** BEGIN **

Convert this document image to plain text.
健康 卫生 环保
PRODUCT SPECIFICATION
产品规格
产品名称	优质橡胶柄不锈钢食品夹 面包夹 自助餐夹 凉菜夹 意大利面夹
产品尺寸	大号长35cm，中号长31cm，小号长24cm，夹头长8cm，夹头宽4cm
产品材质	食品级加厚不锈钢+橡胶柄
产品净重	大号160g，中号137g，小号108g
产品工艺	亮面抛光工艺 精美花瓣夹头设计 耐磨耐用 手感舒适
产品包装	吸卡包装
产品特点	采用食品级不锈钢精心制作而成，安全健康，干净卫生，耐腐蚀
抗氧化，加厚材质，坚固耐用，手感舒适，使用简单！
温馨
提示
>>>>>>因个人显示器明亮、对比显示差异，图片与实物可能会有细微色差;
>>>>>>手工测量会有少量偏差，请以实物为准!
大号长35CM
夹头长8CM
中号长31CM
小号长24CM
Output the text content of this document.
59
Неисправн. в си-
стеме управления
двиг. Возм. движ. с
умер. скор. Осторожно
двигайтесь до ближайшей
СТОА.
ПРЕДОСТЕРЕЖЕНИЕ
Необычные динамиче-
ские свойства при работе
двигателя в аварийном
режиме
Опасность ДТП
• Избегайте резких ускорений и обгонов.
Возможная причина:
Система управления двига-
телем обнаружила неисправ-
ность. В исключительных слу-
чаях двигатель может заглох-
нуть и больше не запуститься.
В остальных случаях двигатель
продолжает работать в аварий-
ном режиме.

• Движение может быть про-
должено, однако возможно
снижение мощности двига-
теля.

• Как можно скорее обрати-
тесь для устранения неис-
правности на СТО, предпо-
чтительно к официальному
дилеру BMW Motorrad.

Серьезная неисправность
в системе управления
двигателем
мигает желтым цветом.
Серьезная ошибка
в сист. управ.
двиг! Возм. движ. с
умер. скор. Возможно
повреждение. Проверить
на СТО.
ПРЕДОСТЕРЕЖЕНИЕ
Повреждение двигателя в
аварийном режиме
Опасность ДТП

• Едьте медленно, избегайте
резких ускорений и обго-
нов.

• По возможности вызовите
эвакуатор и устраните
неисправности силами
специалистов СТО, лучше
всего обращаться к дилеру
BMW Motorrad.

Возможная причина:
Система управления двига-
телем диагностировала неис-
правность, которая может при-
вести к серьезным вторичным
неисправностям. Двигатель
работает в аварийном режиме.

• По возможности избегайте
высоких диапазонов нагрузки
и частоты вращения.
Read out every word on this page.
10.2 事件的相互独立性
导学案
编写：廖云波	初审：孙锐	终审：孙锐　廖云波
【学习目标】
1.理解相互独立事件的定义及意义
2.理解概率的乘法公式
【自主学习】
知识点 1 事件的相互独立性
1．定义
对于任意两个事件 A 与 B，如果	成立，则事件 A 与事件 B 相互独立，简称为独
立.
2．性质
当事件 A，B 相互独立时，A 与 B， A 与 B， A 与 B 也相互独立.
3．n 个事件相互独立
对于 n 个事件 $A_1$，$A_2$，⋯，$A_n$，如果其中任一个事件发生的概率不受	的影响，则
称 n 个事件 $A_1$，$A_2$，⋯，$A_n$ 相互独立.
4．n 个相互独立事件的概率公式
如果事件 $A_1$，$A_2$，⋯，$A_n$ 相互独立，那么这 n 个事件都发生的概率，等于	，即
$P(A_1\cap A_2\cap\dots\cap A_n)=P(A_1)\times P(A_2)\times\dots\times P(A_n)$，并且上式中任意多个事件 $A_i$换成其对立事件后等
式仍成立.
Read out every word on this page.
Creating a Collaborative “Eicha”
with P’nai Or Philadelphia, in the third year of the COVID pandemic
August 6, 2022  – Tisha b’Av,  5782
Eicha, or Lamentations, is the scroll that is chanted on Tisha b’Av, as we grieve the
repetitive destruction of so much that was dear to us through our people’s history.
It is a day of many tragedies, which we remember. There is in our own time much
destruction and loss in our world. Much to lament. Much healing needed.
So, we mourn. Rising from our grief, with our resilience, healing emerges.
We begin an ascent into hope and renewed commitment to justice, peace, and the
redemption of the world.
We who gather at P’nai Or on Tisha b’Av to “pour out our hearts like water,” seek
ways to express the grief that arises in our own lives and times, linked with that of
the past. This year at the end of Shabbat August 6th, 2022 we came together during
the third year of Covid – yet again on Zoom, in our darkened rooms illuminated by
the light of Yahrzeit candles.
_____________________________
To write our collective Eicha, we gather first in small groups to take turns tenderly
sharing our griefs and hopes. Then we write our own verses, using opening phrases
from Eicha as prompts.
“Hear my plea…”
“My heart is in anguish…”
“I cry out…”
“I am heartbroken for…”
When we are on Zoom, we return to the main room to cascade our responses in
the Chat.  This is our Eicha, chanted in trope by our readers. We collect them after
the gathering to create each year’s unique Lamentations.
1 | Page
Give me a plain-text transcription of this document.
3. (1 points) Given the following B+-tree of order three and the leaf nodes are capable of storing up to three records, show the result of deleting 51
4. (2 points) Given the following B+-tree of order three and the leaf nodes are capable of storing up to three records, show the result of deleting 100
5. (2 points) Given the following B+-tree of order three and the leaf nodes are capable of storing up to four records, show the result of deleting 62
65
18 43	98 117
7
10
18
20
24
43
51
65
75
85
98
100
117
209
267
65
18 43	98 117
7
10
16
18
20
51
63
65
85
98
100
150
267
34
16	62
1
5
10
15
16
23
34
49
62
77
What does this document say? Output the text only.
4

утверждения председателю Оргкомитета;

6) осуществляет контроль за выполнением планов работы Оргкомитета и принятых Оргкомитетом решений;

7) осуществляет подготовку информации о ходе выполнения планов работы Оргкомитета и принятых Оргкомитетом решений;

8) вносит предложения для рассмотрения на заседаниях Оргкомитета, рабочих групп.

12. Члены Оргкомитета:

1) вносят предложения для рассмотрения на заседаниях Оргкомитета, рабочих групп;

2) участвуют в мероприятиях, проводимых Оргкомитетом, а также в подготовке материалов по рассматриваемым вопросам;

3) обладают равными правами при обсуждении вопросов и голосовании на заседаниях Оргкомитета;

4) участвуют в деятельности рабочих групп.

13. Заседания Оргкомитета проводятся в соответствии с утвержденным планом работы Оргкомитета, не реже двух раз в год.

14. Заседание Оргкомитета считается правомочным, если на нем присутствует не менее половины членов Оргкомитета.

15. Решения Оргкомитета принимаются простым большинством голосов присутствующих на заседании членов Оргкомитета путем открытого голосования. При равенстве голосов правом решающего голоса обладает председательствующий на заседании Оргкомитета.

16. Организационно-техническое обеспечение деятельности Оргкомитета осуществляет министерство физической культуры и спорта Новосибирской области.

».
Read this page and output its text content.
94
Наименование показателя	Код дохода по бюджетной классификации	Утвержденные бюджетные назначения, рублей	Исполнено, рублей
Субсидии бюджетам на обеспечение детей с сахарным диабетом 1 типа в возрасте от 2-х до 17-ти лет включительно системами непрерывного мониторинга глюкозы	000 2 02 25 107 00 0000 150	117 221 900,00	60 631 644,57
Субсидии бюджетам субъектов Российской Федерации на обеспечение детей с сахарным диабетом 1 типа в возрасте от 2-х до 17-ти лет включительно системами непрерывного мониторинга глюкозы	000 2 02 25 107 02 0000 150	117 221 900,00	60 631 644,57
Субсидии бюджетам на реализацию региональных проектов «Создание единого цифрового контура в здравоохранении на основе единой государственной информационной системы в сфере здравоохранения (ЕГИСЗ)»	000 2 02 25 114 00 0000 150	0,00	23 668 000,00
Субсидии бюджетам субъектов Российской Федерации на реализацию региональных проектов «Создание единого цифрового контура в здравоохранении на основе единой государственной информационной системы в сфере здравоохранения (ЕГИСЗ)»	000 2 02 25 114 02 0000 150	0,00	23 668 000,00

** END **

* **The task**
From the listing above, reproduce all the lines exactly.

* **Solution for this problem**
Convert this document image to plain text.
健康 卫生 环保
PRODUCT SPECIFICATION
产品规格
产品名称	优质橡胶柄不锈钢食品夹 面包夹 自助餐夹 凉菜夹 意大利面夹
产品尺寸	大号长35cm，中号长31cm，小号长24cm，夹头长8cm，夹头宽4cm
产品材质	食品级加厚不锈钢+橡胶柄
产品净重	大号160g，中号137g，小号108g
产品工艺	亮面抛光工艺 精美花瓣夹头设计 耐磨耐用 手感舒适
产品包装	吸卡包装
产品特点	采用食品级不锈钢精心制作而成，安全健康，干净卫生，耐腐蚀
抗氧化，加厚材质，坚固耐用，手感舒适，使用简单！
温馨
提示
>>>>>>因个人显示器明亮、对比显示差异，图片与实物可能会有细微色差;
>>>>>>手工测量会有少量偏差，请以实物为准!
大号长35CM
夹头长8CM
中号长31CM
小号长24CM
Output the text content of this document.
59
Неисправн. в си-
стеме управления
двиг. Возм. движ. с
умер. скор. Осторожно
двигайтесь до ближайшей
СТОА.
ПРЕДОСТЕРЕЖЕНИЕ
Необычные динамиче-
ские свойства при работе
двигателя в аварийном
режиме
Опасность ДТП
• Избегайте резких ускорений и обгонов.
Возможная причина:
Система управления двига-
телем обнаружила неисправ-
ность. В исключительных слу-
чаях двигатель может заглох-
нуть и больше не запуститься.
В остальных случаях двигатель
продолжает работать в аварий-
ном режиме.

• Движение может быть про-
должено, однако возможно
снижение мощности двига-
теля.

• Как можно скорее обрати-
тесь для устранения неис-
правности на СТО, предпо-
чтительно к официальному
дилеру BMW Motorrad.

Серьезная неисправность
в системе управления
двигателем
мигает желтым цветом.
Серьезная ошибка
в сист. управ.
двиг! Возм. движ. с
умер. скор. Возможно
повреждение. Проверить
на СТО.
ПРЕДОСТЕРЕЖЕНИЕ
Повреждение двигателя в
аварийном режиме
Опасность ДТП

• Едьте медленно, избегайте
резких ускорений и обго-
нов.

• По возможности вызовите
эвакуатор и устраните
неисправности силами
специалистов СТО, лучше
всего обращаться к дилеру
BMW Motorrad.

Возможная причина:
Система управления двига-
телем диагностировала неис-
правность, которая может при-
вести к серьезным вторичным
неисправностям. Двигатель
работает в аварийном режиме.

• По возможности избегайте
высоких диапазонов нагрузки
и частоты вращения.
Read out every word on this page.
10.2 事件的相互独立性
导学案
编写：廖云波	初审：孙锐	终审：孙锐　廖云波
【学习目标】
1.理解相互独立事件的定义及意义
2.理解概率的乘法公式
【自主学习】
知识点 1 事件的相互独立性
1．定义
对于任意两个事件 A 与 B，如果	成立，则事件 A 与事件 B 相互独立，简称为独
立.
2．性质
当事件 A，B 相互独立时，A 与 B， A 与 B， A 与 B 也相互独立.
3．n 个事件相互独立
对于 n 个事件 $A_1$，$A_2$，⋯，$A_n$，如果其中任一个事件发生的概率不受	的影响，则
称 n 个事件 $A_1$，$A_2$，⋯，$A_n$ 相互独立.
4．n 个相互独立事件的概率公式
如果事件 $A_1$，$A_2$，⋯，$A_n$ 相互独立，那么这 n 个事件都发生的概率，等于	，即
$P(A_1\cap A_2\cap\dots\cap A_n)=P(A_1)\times P(A_2)\times\dots\times P(A_n)$，并且上式中任意多个事件 $A_i$换成其对立事件后等
式仍成立.
Read out every word on this page.
Creating a Collaborative “Eicha”
with P’nai Or Philadelphia, in the third year of the COVID pandemic
August 6, 2022  – Tisha b’Av,  5782
Eicha, or Lamentations, is the scroll that is chanted on Tisha b’Av, as we grieve the
repetitive destruction of so much that was dear to us through our people’s history.
It is a day of many tragedies, which we remember. There is in our own time much
destruction and loss in our world. Much to lament. Much healing needed.
So, we mourn. Rising from our grief, with our resilience, healing emerges.
We begin an ascent into hope and renewed commitment to justice, peace, and the
redemption of the world.
We who gather at P’nai Or on Tisha b’Av to “pour out our hearts like water,” seek
ways to express the grief that arises in our own lives and times, linked with that of
the past. This year at the end of Shabbat August 6th, 2022 we came together during
the third year of Covid – yet again on Zoom, in our darkened rooms illuminated by
the light of Yahrzeit candles.
_____________________________
To write our collective Eicha, we gather first in small groups to take turns tenderly
sharing our griefs and hopes. Then we write our own verses, using opening phrases
from Eicha as prompts.
“Hear my plea…”
“My heart is in anguish…”
“I cry out…”
“I am heartbroken for…”
When we are on Zoom, we return to the main room to cascade our responses in
the Chat.  This is our Eicha, chanted in trope by our readers. We collect them after
the gathering to create each year’s unique Lamentations.
1 | Page
Give me a plain-text transcription of this document.
3. (1 points) Given the following B+-tree of order three and the leaf nodes are capable of storing up to three records, show the result of deleting 51
4. (2 points) Given the following B+-tree of order three and the leaf nodes are capable of storing up to three records, show the result of deleting 100
5. (2 points) Given the following B+-tree of order three and the leaf nodes are capable of storing up to four records, show the result of deleting 62
65
18 43	98 117
7
10
18
20
24
43
51
65
75
85
98
100
117
209
267
65
18 43	98 117
7
10
16
18
20
51
63
65
85
98
100
150
267
34
16	62
1
5
10
15
16
23
34
49
62
77
What does this document say? Output the text only.
4

утверждения председателю Оргкомитета;

6) осуществляет контроль за выполнением планов работы Оргкомитета и принятых Оргкомитетом решений;

7) осуществляет подготовку информации о ходе выполнения планов работы Оргкомитета и принятых Оргкомитетом решений;

8) вносит предложения для рассмотрения на заседаниях Оргкомитета, рабочих групп.

12. Члены Оргкомитета:

1) вносят предложения для рассмотрения на заседаниях Оргкомитета, рабочих групп;

2) участвуют в мероприятиях, проводимых Оргкомитетом, а также в подготовке материалов по рассматриваемым вопросам;

3) обладают равными правами при обсуждении вопросов и голосовании на заседаниях Оргкомитета;

4) участвуют в деятельности рабочих групп.

13. Заседания Оргкомитета проводятся в соответствии с утвержденным планом работы Оргкомитета, не реже двух раз в год.

14. Заседание Оргкомитета считается правомочным, если на нем присутствует не менее половины членов Оргкомитета.

15. Решения Оргкомитета принимаются простым большинством голосов присутствующих на заседании членов Оргкомитета путем открытого голосования. При равенстве голосов правом решающего голоса обладает председательствующий на заседании Оргкомитета.

16. Организационно-техническое обеспечение деятельности Оргкомитета осуществляет министерство физической культуры и спорта Новосибирской области.

».
Read this page and output its text content.
94
Наименование показателя	Код дохода по бюджетной классификации	Утвержденные бюджетные назначения, рублей	Исполнено, рублей
Субсидии бюджетам на обеспечение детей с сахарным диабетом 1 типа в возрасте от 2-х до 17-ти лет включительно системами непрерывного мониторинга глюкозы	000 2 02 25 107 00 0000 150	117 221 900,00	60 631 644,57
Субсидии бюджетам субъектов Российской Федерации на обеспечение детей с сахарным диабетом 1 типа в возрасте от 2-х до 17-ти лет включительно системами непрерывного мониторинга глюкозы	000 2 02 25 107 02 0000 150	117 221 900,00	60 631 644,57
Субсидии бюджетам на реализацию региональных проектов «Создание единого цифрового контура в здравоохранении на основе единой государственной информационной системы в сфере здравоохранения (ЕГИСЗ)»	000 2 02 25 114 00 0000 150	0,00	23 668 000,00
Субсидии бюджетам субъектов Российской Федерации на реализацию региональных проектов «Создание единого цифрового контура в здравоохранении на основе единой государственной информационной системы в сфере здравоохранения (ЕГИСЗ)»	000 2 02 25 114 02 0000 150	0,00	23 668 000,00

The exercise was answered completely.